> [Your objective] Omit the pictures, please, and give each record below again exactly.
....................
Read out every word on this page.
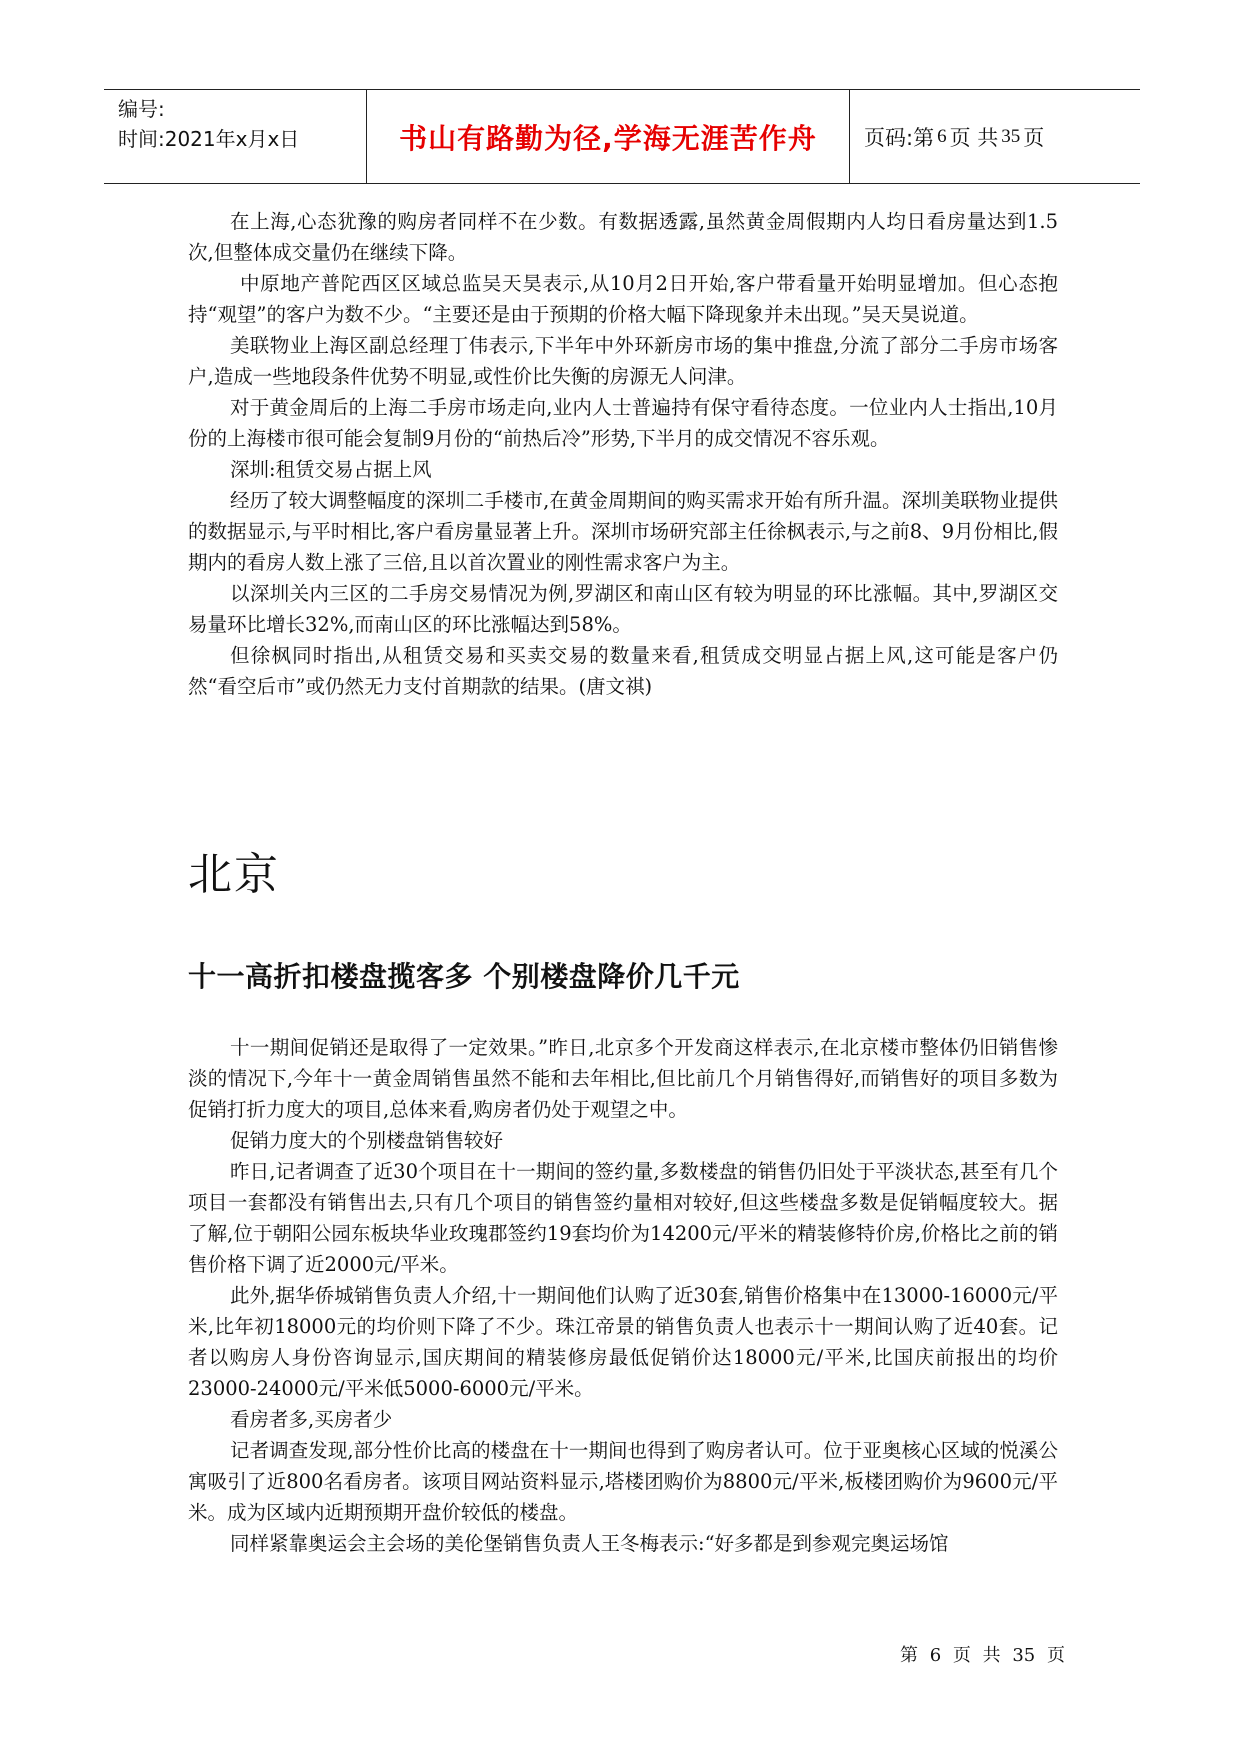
编号:
时间:2021年x月x日	书山有路勤为径,学海无涯苦作舟	页码:第 6 页 共 35 页

在上海,心态犹豫的购房者同样不在少数。有数据透露,虽然黄金周假期内人均日看房量达到1.5次,但整体成交量仍在继续下降。

中原地产普陀西区区域总监吴天昊表示,从10月2日开始,客户带看量开始明显增加。但心态抱持“观望”的客户为数不少。“主要还是由于预期的价格大幅下降现象并未出现。”吴天昊说道。

美联物业上海区副总经理丁伟表示,下半年中外环新房市场的集中推盘,分流了部分二手房市场客户,造成一些地段条件优势不明显,或性价比失衡的房源无人问津。

对于黄金周后的上海二手房市场走向,业内人士普遍持有保守看待态度。一位业内人士指出,10月份的上海楼市很可能会复制9月份的“前热后冷”形势,下半月的成交情况不容乐观。

深圳:租赁交易占据上风

经历了较大调整幅度的深圳二手楼市,在黄金周期间的购买需求开始有所升温。深圳美联物业提供的数据显示,与平时相比,客户看房量显著上升。深圳市场研究部主任徐枫表示,与之前8、9月份相比,假期内的看房人数上涨了三倍,且以首次置业的刚性需求客户为主。

以深圳关内三区的二手房交易情况为例,罗湖区和南山区有较为明显的环比涨幅。其中,罗湖区交易量环比增长32%,而南山区的环比涨幅达到58%。

但徐枫同时指出,从租赁交易和买卖交易的数量来看,租赁成交明显占据上风,这可能是客户仍然“看空后市”或仍然无力支付首期款的结果。(唐文祺)

北京
十一高折扣楼盘揽客多 个别楼盘降价几千元

十一期间促销还是取得了一定效果。”昨日,北京多个开发商这样表示,在北京楼市整体仍旧销售惨淡的情况下,今年十一黄金周销售虽然不能和去年相比,但比前几个月销售得好,而销售好的项目多数为促销打折力度大的项目,总体来看,购房者仍处于观望之中。

促销力度大的个别楼盘销售较好

昨日,记者调查了近30个项目在十一期间的签约量,多数楼盘的销售仍旧处于平淡状态,甚至有几个项目一套都没有销售出去,只有几个项目的销售签约量相对较好,但这些楼盘多数是促销幅度较大。据了解,位于朝阳公园东板块华业玫瑰郡签约19套均价为14200元/平米的精装修特价房,价格比之前的销售价格下调了近2000元/平米。

此外,据华侨城销售负责人介绍,十一期间他们认购了近30套,销售价格集中在13000-16000元/平米,比年初18000元的均价则下降了不少。珠江帝景的销售负责人也表示十一期间认购了近40套。记者以购房人身份咨询显示,国庆期间的精装修房最低促销价达18000元/平米,比国庆前报出的均价23000-24000元/平米低5000-6000元/平米。

看房者多,买房者少

记者调查发现,部分性价比高的楼盘在十一期间也得到了购房者认可。位于亚奥核心区域的悦溪公寓吸引了近800名看房者。该项目网站资料显示,塔楼团购价为8800元/平米,板楼团购价为9600元/平米。成为区域内近期预期开盘价较低的楼盘。

同样紧靠奥运会主会场的美伦堡销售负责人王冬梅表示:“好多都是到参观完奥运场馆

第 6 页 共 35 页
....................
> [Expected answer]
Read out every word on this page.
编号:
时间:2021年x月x日	书山有路勤为径,学海无涯苦作舟	页码:第 6 页 共 35 页

在上海,心态犹豫的购房者同样不在少数。有数据透露,虽然黄金周假期内人均日看房量达到1.5次,但整体成交量仍在继续下降。

中原地产普陀西区区域总监吴天昊表示,从10月2日开始,客户带看量开始明显增加。但心态抱持“观望”的客户为数不少。“主要还是由于预期的价格大幅下降现象并未出现。”吴天昊说道。

美联物业上海区副总经理丁伟表示,下半年中外环新房市场的集中推盘,分流了部分二手房市场客户,造成一些地段条件优势不明显,或性价比失衡的房源无人问津。

对于黄金周后的上海二手房市场走向,业内人士普遍持有保守看待态度。一位业内人士指出,10月份的上海楼市很可能会复制9月份的“前热后冷”形势,下半月的成交情况不容乐观。

深圳:租赁交易占据上风

经历了较大调整幅度的深圳二手楼市,在黄金周期间的购买需求开始有所升温。深圳美联物业提供的数据显示,与平时相比,客户看房量显著上升。深圳市场研究部主任徐枫表示,与之前8、9月份相比,假期内的看房人数上涨了三倍,且以首次置业的刚性需求客户为主。

以深圳关内三区的二手房交易情况为例,罗湖区和南山区有较为明显的环比涨幅。其中,罗湖区交易量环比增长32%,而南山区的环比涨幅达到58%。

但徐枫同时指出,从租赁交易和买卖交易的数量来看,租赁成交明显占据上风,这可能是客户仍然“看空后市”或仍然无力支付首期款的结果。(唐文祺)

北京
十一高折扣楼盘揽客多 个别楼盘降价几千元

十一期间促销还是取得了一定效果。”昨日,北京多个开发商这样表示,在北京楼市整体仍旧销售惨淡的情况下,今年十一黄金周销售虽然不能和去年相比,但比前几个月销售得好,而销售好的项目多数为促销打折力度大的项目,总体来看,购房者仍处于观望之中。

促销力度大的个别楼盘销售较好

昨日,记者调查了近30个项目在十一期间的签约量,多数楼盘的销售仍旧处于平淡状态,甚至有几个项目一套都没有销售出去,只有几个项目的销售签约量相对较好,但这些楼盘多数是促销幅度较大。据了解,位于朝阳公园东板块华业玫瑰郡签约19套均价为14200元/平米的精装修特价房,价格比之前的销售价格下调了近2000元/平米。

此外,据华侨城销售负责人介绍,十一期间他们认购了近30套,销售价格集中在13000-16000元/平米,比年初18000元的均价则下降了不少。珠江帝景的销售负责人也表示十一期间认购了近40套。记者以购房人身份咨询显示,国庆期间的精装修房最低促销价达18000元/平米,比国庆前报出的均价23000-24000元/平米低5000-6000元/平米。

看房者多,买房者少

记者调查发现,部分性价比高的楼盘在十一期间也得到了购房者认可。位于亚奥核心区域的悦溪公寓吸引了近800名看房者。该项目网站资料显示,塔楼团购价为8800元/平米,板楼团购价为9600元/平米。成为区域内近期预期开盘价较低的楼盘。

同样紧靠奥运会主会场的美伦堡销售负责人王冬梅表示:“好多都是到参观完奥运场馆

第 6 页 共 35 页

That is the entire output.